» EXERCISE OBJECTIVE:
Report every line in the listing below where the string "TradingView" shows up.

» RAW DATA:
START

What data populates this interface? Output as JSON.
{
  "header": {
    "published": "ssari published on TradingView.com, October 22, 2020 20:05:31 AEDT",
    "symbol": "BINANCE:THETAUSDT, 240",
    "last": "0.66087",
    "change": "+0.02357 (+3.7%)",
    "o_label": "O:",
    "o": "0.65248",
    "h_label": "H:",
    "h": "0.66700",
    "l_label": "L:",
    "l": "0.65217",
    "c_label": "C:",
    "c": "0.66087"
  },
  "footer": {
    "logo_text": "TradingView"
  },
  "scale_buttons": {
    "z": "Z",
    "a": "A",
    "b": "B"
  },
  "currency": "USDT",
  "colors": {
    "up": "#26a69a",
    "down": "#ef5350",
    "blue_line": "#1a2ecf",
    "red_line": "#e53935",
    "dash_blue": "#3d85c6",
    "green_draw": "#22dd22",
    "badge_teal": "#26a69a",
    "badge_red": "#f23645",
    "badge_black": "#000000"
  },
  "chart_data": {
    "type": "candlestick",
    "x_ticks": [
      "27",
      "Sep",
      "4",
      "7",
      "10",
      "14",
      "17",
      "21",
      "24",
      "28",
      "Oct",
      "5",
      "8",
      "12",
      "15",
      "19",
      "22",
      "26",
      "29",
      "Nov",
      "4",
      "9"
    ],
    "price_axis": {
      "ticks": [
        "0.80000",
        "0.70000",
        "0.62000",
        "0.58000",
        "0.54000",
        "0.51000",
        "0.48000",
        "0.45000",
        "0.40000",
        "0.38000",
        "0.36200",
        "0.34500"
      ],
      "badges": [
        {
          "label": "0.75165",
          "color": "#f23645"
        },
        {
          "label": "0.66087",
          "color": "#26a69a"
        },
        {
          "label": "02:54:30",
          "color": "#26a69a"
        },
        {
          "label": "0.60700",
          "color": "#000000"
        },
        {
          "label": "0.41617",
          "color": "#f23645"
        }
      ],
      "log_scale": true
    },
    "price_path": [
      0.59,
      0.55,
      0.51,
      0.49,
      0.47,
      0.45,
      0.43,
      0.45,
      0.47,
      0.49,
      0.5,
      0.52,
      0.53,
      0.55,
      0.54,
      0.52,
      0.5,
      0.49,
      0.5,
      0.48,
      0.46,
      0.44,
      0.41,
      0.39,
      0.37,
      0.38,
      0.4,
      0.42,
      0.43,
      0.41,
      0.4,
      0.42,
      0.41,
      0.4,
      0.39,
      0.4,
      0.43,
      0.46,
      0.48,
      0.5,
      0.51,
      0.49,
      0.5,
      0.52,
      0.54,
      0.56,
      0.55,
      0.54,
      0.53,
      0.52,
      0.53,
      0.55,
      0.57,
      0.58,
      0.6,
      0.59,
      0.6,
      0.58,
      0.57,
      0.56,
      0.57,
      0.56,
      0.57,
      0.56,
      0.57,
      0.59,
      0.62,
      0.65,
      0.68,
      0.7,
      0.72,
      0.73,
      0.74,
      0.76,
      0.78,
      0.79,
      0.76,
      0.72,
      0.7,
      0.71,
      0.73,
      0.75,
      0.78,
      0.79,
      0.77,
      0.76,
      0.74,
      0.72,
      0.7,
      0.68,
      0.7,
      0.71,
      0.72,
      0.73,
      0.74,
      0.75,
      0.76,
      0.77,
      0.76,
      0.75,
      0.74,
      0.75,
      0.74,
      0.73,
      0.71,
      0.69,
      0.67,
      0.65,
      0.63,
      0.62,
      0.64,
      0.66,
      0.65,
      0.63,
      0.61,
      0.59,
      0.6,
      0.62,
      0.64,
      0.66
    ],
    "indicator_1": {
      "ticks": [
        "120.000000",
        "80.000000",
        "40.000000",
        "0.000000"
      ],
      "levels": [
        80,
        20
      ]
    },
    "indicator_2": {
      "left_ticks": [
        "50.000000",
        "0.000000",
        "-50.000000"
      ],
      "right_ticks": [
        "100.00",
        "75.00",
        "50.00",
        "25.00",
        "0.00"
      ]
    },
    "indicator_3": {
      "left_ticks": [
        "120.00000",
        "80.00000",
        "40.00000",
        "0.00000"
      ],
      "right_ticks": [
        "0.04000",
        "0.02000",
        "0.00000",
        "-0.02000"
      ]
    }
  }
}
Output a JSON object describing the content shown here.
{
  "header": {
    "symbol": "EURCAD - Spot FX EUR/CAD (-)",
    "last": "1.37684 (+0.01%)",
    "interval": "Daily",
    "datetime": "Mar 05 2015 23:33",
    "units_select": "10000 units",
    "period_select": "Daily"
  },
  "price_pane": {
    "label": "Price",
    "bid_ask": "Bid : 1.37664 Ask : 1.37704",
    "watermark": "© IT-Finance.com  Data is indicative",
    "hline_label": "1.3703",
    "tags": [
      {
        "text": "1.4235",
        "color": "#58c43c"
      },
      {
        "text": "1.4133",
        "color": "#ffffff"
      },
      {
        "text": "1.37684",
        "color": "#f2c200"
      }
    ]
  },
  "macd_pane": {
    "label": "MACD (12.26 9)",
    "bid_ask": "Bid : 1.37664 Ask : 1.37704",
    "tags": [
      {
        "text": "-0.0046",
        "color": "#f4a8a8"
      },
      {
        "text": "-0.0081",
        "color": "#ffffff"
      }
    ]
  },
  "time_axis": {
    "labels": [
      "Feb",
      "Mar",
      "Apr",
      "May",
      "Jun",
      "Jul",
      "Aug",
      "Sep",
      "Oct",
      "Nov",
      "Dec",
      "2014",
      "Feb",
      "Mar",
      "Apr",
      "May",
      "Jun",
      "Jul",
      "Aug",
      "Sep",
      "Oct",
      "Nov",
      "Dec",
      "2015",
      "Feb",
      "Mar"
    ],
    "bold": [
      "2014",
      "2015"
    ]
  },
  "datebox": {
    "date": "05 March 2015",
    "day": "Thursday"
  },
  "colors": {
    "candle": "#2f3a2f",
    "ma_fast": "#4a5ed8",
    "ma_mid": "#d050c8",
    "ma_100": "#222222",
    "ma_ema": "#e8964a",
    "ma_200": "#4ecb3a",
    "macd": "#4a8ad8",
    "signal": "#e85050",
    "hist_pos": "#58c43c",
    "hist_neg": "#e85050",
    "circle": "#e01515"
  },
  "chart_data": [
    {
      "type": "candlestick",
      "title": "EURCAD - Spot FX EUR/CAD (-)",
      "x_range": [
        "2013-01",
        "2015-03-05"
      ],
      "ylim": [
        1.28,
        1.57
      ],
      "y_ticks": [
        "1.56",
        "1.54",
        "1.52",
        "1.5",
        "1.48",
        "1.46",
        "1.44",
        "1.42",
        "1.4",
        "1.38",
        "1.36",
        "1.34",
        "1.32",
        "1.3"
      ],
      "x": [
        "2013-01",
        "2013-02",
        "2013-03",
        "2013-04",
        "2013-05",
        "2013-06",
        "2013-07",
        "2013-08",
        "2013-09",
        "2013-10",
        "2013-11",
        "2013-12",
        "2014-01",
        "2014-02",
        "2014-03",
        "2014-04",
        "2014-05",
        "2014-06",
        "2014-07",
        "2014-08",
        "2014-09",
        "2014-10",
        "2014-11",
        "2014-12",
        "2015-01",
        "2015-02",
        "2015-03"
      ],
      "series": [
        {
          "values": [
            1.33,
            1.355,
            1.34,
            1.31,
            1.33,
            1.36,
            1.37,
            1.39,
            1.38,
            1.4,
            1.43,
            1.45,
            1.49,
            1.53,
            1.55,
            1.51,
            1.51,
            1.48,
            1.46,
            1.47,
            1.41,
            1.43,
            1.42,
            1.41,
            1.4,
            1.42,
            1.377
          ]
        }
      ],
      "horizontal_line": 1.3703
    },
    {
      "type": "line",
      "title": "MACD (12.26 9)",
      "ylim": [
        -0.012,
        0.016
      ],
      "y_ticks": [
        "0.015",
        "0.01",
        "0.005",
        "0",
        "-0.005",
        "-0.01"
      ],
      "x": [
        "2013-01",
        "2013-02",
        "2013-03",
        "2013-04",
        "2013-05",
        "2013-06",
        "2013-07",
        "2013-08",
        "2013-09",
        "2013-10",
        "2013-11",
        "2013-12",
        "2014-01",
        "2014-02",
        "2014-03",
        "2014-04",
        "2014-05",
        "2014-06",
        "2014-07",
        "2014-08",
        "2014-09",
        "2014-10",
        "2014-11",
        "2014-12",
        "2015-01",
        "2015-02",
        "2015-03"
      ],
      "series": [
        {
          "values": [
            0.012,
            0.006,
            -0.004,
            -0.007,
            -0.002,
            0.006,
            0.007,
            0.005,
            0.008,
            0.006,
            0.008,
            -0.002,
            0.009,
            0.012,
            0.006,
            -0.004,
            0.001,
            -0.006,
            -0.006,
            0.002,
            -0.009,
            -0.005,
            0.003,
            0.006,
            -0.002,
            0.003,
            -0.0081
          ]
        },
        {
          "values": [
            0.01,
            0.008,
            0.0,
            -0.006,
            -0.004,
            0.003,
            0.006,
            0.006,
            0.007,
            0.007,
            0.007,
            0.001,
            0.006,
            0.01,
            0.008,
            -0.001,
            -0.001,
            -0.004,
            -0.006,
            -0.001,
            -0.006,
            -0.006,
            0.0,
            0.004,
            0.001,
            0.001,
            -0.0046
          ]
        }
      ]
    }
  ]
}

END

» EXERCISE ANSWER:
    "published": "ssari published on TradingView.com, October 22, 2020 20:05:31 AEDT",
    "logo_text": "TradingView"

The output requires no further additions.